### Aim:
Each line of the material must be returned exactly.

* START Record list *

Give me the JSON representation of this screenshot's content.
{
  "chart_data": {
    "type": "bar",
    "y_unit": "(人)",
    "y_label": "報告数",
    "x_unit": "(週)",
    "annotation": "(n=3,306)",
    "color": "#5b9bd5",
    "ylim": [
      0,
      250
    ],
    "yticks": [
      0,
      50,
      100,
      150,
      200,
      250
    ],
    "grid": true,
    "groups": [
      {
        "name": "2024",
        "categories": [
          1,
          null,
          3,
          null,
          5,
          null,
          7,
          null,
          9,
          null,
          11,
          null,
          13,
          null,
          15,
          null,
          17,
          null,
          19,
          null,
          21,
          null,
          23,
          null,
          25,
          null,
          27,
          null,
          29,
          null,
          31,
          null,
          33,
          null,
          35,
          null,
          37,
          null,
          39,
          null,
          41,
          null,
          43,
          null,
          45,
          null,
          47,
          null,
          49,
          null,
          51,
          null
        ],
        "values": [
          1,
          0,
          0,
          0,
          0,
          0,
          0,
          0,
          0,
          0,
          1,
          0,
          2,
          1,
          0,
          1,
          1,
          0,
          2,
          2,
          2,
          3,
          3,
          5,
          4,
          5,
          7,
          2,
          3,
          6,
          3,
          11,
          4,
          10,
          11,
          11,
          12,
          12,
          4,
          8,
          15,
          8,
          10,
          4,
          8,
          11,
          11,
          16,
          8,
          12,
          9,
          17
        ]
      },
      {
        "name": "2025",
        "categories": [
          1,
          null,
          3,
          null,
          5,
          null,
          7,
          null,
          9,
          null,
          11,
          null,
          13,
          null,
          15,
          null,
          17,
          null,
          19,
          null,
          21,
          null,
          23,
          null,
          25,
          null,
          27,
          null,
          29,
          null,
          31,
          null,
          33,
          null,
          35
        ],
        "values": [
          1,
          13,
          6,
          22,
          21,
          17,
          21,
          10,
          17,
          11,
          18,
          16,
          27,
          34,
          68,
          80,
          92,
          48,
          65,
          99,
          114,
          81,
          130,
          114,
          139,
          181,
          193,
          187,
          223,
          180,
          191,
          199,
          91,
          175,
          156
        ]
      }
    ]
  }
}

* END Record list *

### Response to this exercise:
Give me the JSON representation of this screenshot's content.
{
  "chart_data": {
    "type": "bar",
    "y_unit": "(人)",
    "y_label": "報告数",
    "x_unit": "(週)",
    "annotation": "(n=3,306)",
    "color": "#5b9bd5",
    "ylim": [
      0,
      250
    ],
    "yticks": [
      0,
      50,
      100,
      150,
      200,
      250
    ],
    "grid": true,
    "groups": [
      {
        "name": "2024",
        "categories": [
          1,
          null,
          3,
          null,
          5,
          null,
          7,
          null,
          9,
          null,
          11,
          null,
          13,
          null,
          15,
          null,
          17,
          null,
          19,
          null,
          21,
          null,
          23,
          null,
          25,
          null,
          27,
          null,
          29,
          null,
          31,
          null,
          33,
          null,
          35,
          null,
          37,
          null,
          39,
          null,
          41,
          null,
          43,
          null,
          45,
          null,
          47,
          null,
          49,
          null,
          51,
          null
        ],
        "values": [
          1,
          0,
          0,
          0,
          0,
          0,
          0,
          0,
          0,
          0,
          1,
          0,
          2,
          1,
          0,
          1,
          1,
          0,
          2,
          2,
          2,
          3,
          3,
          5,
          4,
          5,
          7,
          2,
          3,
          6,
          3,
          11,
          4,
          10,
          11,
          11,
          12,
          12,
          4,
          8,
          15,
          8,
          10,
          4,
          8,
          11,
          11,
          16,
          8,
          12,
          9,
          17
        ]
      },
      {
        "name": "2025",
        "categories": [
          1,
          null,
          3,
          null,
          5,
          null,
          7,
          null,
          9,
          null,
          11,
          null,
          13,
          null,
          15,
          null,
          17,
          null,
          19,
          null,
          21,
          null,
          23,
          null,
          25,
          null,
          27,
          null,
          29,
          null,
          31,
          null,
          33,
          null,
          35
        ],
        "values": [
          1,
          13,
          6,
          22,
          21,
          17,
          21,
          10,
          17,
          11,
          18,
          16,
          27,
          34,
          68,
          80,
          92,
          48,
          65,
          99,
          114,
          81,
          130,
          114,
          139,
          181,
          193,
          187,
          223,
          180,
          191,
          199,
          91,
          175,
          156
        ]
      }
    ]
  }
}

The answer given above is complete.